• GOAL
Each line below should be reproduced without any alteration.

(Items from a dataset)
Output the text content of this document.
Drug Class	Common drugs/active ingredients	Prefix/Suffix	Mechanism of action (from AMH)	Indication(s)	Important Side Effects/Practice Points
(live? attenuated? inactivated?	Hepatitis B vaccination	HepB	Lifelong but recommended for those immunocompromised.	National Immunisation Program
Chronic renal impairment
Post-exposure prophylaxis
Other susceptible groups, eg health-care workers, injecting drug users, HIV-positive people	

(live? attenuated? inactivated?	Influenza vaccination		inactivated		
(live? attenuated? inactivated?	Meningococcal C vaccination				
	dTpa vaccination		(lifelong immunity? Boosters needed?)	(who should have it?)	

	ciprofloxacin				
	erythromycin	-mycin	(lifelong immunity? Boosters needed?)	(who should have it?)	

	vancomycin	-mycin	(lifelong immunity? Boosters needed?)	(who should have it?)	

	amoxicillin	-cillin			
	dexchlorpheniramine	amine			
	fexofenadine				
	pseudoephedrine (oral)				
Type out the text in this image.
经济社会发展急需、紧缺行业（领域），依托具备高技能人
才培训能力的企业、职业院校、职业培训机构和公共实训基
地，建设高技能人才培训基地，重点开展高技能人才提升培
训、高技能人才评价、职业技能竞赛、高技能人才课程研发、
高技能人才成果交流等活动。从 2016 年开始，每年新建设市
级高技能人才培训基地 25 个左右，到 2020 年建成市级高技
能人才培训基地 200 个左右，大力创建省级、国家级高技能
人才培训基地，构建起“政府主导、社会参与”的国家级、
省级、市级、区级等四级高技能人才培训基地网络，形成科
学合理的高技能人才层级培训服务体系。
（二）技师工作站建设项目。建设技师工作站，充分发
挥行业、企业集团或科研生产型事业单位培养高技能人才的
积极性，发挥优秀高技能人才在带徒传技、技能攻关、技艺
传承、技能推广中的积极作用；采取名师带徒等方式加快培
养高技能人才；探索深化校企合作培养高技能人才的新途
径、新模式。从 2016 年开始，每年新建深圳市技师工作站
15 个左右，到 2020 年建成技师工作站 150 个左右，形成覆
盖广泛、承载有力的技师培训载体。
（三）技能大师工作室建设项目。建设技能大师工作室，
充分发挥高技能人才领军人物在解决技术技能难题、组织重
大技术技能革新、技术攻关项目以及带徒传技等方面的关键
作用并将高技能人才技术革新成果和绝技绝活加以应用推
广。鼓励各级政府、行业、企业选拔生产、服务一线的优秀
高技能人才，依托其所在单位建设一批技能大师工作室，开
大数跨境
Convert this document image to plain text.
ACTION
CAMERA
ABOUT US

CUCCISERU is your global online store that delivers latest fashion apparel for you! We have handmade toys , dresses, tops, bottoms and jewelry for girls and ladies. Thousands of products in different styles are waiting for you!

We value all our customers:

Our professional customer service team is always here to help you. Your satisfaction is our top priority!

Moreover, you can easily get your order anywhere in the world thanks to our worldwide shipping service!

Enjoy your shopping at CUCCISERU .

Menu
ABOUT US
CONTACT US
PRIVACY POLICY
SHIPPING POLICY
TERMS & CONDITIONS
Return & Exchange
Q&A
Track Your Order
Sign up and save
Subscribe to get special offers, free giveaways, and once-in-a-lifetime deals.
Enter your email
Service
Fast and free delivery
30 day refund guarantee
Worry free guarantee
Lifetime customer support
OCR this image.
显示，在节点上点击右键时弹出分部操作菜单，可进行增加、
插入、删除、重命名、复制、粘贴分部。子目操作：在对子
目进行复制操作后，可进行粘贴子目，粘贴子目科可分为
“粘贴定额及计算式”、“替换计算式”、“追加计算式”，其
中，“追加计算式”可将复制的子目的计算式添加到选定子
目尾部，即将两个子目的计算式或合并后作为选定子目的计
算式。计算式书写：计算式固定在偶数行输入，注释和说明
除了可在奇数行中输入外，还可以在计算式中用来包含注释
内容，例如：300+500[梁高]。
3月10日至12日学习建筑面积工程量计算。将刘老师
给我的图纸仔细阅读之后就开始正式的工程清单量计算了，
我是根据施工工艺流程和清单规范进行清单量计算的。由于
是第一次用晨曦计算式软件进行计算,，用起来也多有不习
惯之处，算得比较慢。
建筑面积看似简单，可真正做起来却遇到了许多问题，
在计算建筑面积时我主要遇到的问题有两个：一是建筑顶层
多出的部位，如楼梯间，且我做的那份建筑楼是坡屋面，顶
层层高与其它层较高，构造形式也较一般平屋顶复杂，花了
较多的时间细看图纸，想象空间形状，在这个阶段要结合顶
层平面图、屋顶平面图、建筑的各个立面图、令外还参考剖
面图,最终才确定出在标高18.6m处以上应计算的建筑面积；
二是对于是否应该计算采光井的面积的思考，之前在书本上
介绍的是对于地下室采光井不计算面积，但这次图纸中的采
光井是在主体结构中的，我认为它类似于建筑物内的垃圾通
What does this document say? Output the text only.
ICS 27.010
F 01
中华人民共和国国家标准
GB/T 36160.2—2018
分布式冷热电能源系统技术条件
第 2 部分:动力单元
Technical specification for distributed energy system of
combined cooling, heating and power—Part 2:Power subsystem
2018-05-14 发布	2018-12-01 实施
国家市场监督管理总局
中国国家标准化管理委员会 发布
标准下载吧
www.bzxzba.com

• THE REPLY
Output the text content of this document.
Drug Class	Common drugs/active ingredients	Prefix/Suffix	Mechanism of action (from AMH)	Indication(s)	Important Side Effects/Practice Points
(live? attenuated? inactivated?	Hepatitis B vaccination	HepB	Lifelong but recommended for those immunocompromised.	National Immunisation Program
Chronic renal impairment
Post-exposure prophylaxis
Other susceptible groups, eg health-care workers, injecting drug users, HIV-positive people	

(live? attenuated? inactivated?	Influenza vaccination		inactivated		
(live? attenuated? inactivated?	Meningococcal C vaccination				
	dTpa vaccination		(lifelong immunity? Boosters needed?)	(who should have it?)	

	ciprofloxacin				
	erythromycin	-mycin	(lifelong immunity? Boosters needed?)	(who should have it?)	

	vancomycin	-mycin	(lifelong immunity? Boosters needed?)	(who should have it?)	

	amoxicillin	-cillin			
	dexchlorpheniramine	amine			
	fexofenadine				
	pseudoephedrine (oral)				
Type out the text in this image.
经济社会发展急需、紧缺行业（领域），依托具备高技能人
才培训能力的企业、职业院校、职业培训机构和公共实训基
地，建设高技能人才培训基地，重点开展高技能人才提升培
训、高技能人才评价、职业技能竞赛、高技能人才课程研发、
高技能人才成果交流等活动。从 2016 年开始，每年新建设市
级高技能人才培训基地 25 个左右，到 2020 年建成市级高技
能人才培训基地 200 个左右，大力创建省级、国家级高技能
人才培训基地，构建起“政府主导、社会参与”的国家级、
省级、市级、区级等四级高技能人才培训基地网络，形成科
学合理的高技能人才层级培训服务体系。
（二）技师工作站建设项目。建设技师工作站，充分发
挥行业、企业集团或科研生产型事业单位培养高技能人才的
积极性，发挥优秀高技能人才在带徒传技、技能攻关、技艺
传承、技能推广中的积极作用；采取名师带徒等方式加快培
养高技能人才；探索深化校企合作培养高技能人才的新途
径、新模式。从 2016 年开始，每年新建深圳市技师工作站
15 个左右，到 2020 年建成技师工作站 150 个左右，形成覆
盖广泛、承载有力的技师培训载体。
（三）技能大师工作室建设项目。建设技能大师工作室，
充分发挥高技能人才领军人物在解决技术技能难题、组织重
大技术技能革新、技术攻关项目以及带徒传技等方面的关键
作用并将高技能人才技术革新成果和绝技绝活加以应用推
广。鼓励各级政府、行业、企业选拔生产、服务一线的优秀
高技能人才，依托其所在单位建设一批技能大师工作室，开
大数跨境
Convert this document image to plain text.
ACTION
CAMERA
ABOUT US

CUCCISERU is your global online store that delivers latest fashion apparel for you! We have handmade toys , dresses, tops, bottoms and jewelry for girls and ladies. Thousands of products in different styles are waiting for you!

We value all our customers:

Our professional customer service team is always here to help you. Your satisfaction is our top priority!

Moreover, you can easily get your order anywhere in the world thanks to our worldwide shipping service!

Enjoy your shopping at CUCCISERU .

Menu
ABOUT US
CONTACT US
PRIVACY POLICY
SHIPPING POLICY
TERMS & CONDITIONS
Return & Exchange
Q&A
Track Your Order
Sign up and save
Subscribe to get special offers, free giveaways, and once-in-a-lifetime deals.
Enter your email
Service
Fast and free delivery
30 day refund guarantee
Worry free guarantee
Lifetime customer support
OCR this image.
显示，在节点上点击右键时弹出分部操作菜单，可进行增加、
插入、删除、重命名、复制、粘贴分部。子目操作：在对子
目进行复制操作后，可进行粘贴子目，粘贴子目科可分为
“粘贴定额及计算式”、“替换计算式”、“追加计算式”，其
中，“追加计算式”可将复制的子目的计算式添加到选定子
目尾部，即将两个子目的计算式或合并后作为选定子目的计
算式。计算式书写：计算式固定在偶数行输入，注释和说明
除了可在奇数行中输入外，还可以在计算式中用来包含注释
内容，例如：300+500[梁高]。
3月10日至12日学习建筑面积工程量计算。将刘老师
给我的图纸仔细阅读之后就开始正式的工程清单量计算了，
我是根据施工工艺流程和清单规范进行清单量计算的。由于
是第一次用晨曦计算式软件进行计算,，用起来也多有不习
惯之处，算得比较慢。
建筑面积看似简单，可真正做起来却遇到了许多问题，
在计算建筑面积时我主要遇到的问题有两个：一是建筑顶层
多出的部位，如楼梯间，且我做的那份建筑楼是坡屋面，顶
层层高与其它层较高，构造形式也较一般平屋顶复杂，花了
较多的时间细看图纸，想象空间形状，在这个阶段要结合顶
层平面图、屋顶平面图、建筑的各个立面图、令外还参考剖
面图,最终才确定出在标高18.6m处以上应计算的建筑面积；
二是对于是否应该计算采光井的面积的思考，之前在书本上
介绍的是对于地下室采光井不计算面积，但这次图纸中的采
光井是在主体结构中的，我认为它类似于建筑物内的垃圾通
What does this document say? Output the text only.
ICS 27.010
F 01
中华人民共和国国家标准
GB/T 36160.2—2018
分布式冷热电能源系统技术条件
第 2 部分:动力单元
Technical specification for distributed energy system of
combined cooling, heating and power—Part 2:Power subsystem
2018-05-14 发布	2018-12-01 实施
国家市场监督管理总局
中国国家标准化管理委员会 发布
标准下载吧
www.bzxzba.com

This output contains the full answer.